## Source records
Start of Block

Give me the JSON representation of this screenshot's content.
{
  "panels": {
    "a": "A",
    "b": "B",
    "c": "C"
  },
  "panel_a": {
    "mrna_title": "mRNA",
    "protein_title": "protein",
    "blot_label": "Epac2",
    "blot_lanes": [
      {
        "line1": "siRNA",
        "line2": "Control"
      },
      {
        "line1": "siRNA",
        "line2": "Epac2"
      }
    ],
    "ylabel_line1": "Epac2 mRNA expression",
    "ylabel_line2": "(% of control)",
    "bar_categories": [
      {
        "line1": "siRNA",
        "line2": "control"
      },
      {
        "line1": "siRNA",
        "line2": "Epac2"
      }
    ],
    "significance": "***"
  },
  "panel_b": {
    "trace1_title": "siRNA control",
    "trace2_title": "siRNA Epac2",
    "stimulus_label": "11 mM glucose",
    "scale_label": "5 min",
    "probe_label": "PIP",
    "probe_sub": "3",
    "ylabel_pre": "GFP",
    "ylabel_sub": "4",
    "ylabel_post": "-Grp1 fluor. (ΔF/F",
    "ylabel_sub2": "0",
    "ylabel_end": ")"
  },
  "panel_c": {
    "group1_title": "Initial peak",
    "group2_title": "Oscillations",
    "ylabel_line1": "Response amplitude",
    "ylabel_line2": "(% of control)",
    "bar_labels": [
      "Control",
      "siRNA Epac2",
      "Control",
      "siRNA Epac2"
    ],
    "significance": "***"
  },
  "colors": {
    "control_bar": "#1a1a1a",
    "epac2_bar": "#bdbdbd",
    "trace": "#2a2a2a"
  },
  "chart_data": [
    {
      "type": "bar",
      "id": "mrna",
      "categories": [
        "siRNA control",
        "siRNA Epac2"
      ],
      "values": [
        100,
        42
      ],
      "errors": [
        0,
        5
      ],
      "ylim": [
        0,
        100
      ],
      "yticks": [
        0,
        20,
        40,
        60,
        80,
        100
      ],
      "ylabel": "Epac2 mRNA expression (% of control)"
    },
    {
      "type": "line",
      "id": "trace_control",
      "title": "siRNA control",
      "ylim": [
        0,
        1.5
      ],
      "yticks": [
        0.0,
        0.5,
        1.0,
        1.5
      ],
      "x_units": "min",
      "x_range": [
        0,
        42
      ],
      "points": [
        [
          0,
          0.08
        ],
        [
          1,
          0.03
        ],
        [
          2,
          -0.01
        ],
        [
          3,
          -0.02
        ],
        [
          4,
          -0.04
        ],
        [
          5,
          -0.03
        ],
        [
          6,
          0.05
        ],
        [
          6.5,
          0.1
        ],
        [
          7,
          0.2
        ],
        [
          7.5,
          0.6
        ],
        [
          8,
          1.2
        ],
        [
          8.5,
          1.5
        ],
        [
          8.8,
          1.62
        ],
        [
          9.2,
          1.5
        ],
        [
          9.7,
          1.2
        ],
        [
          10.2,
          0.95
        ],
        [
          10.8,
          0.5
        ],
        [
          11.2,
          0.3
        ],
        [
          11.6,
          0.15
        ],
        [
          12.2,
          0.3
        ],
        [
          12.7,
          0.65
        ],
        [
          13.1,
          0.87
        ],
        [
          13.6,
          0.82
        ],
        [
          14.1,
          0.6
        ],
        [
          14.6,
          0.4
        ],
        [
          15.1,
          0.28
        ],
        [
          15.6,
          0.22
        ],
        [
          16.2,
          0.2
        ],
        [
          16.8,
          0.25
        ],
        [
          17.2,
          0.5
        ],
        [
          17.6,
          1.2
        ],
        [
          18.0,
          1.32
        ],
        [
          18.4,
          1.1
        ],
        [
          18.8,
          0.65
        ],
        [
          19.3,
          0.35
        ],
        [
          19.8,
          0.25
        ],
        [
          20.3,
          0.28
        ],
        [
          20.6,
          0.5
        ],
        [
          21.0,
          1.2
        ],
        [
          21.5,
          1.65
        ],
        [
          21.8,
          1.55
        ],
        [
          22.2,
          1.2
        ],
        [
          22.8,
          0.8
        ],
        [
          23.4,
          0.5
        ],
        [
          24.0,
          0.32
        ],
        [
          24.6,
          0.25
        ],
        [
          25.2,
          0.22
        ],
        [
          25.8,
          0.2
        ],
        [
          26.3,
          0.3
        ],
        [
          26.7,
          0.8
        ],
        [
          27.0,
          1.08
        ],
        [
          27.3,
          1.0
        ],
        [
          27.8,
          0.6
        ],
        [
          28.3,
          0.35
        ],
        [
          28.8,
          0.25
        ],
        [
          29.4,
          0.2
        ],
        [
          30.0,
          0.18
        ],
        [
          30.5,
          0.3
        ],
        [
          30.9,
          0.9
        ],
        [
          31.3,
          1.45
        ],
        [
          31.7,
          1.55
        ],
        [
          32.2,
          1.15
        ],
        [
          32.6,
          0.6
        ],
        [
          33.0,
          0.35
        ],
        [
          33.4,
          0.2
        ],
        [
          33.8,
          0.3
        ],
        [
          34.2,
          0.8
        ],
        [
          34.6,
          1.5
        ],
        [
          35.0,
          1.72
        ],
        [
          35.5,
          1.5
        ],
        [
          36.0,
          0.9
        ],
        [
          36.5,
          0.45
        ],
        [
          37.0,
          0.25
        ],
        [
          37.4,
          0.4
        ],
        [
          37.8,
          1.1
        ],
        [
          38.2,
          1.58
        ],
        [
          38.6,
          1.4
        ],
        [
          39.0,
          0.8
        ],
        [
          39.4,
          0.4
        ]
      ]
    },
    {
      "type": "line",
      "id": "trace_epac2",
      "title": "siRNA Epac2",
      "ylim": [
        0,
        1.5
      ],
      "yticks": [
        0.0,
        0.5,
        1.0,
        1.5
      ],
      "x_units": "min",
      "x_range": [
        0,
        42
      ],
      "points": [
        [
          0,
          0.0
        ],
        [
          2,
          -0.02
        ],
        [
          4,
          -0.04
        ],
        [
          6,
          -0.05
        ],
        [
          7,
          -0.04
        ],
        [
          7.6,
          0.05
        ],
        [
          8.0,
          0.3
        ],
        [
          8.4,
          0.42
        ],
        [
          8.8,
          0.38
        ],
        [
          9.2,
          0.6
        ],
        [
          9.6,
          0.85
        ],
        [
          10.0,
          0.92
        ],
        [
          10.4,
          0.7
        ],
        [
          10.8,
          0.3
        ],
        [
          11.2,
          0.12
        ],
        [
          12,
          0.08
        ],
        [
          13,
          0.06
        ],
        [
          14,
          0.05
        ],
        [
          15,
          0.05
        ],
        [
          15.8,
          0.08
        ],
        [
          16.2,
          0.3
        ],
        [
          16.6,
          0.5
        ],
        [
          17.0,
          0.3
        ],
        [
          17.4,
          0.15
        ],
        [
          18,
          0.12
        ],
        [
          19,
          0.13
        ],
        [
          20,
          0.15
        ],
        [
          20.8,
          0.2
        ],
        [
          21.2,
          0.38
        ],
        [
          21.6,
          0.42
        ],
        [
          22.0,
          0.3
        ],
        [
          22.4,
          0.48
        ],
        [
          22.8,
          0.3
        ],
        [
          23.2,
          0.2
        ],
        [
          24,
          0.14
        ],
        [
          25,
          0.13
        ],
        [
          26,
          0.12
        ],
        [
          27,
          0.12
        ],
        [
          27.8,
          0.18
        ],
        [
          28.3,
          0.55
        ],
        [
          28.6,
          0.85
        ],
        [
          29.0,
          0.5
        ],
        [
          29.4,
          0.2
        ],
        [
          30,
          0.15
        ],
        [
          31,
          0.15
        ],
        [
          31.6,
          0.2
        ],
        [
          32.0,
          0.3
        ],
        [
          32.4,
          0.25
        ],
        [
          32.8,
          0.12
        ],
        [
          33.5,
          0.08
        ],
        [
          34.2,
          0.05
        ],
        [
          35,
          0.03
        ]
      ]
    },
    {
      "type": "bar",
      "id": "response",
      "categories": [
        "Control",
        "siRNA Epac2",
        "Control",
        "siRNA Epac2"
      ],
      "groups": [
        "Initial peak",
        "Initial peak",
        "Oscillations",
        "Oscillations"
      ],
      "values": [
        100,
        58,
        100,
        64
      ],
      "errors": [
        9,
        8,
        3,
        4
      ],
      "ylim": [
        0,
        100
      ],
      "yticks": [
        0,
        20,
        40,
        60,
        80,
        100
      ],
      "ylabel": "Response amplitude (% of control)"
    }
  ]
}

End of Block

## Exercise description
Check each line of the entries above for the string "Oscillations", and return those that contain it.

## Reply to the exercise
    "group2_title": "Oscillations",
        "Oscillations",
        "Oscillations"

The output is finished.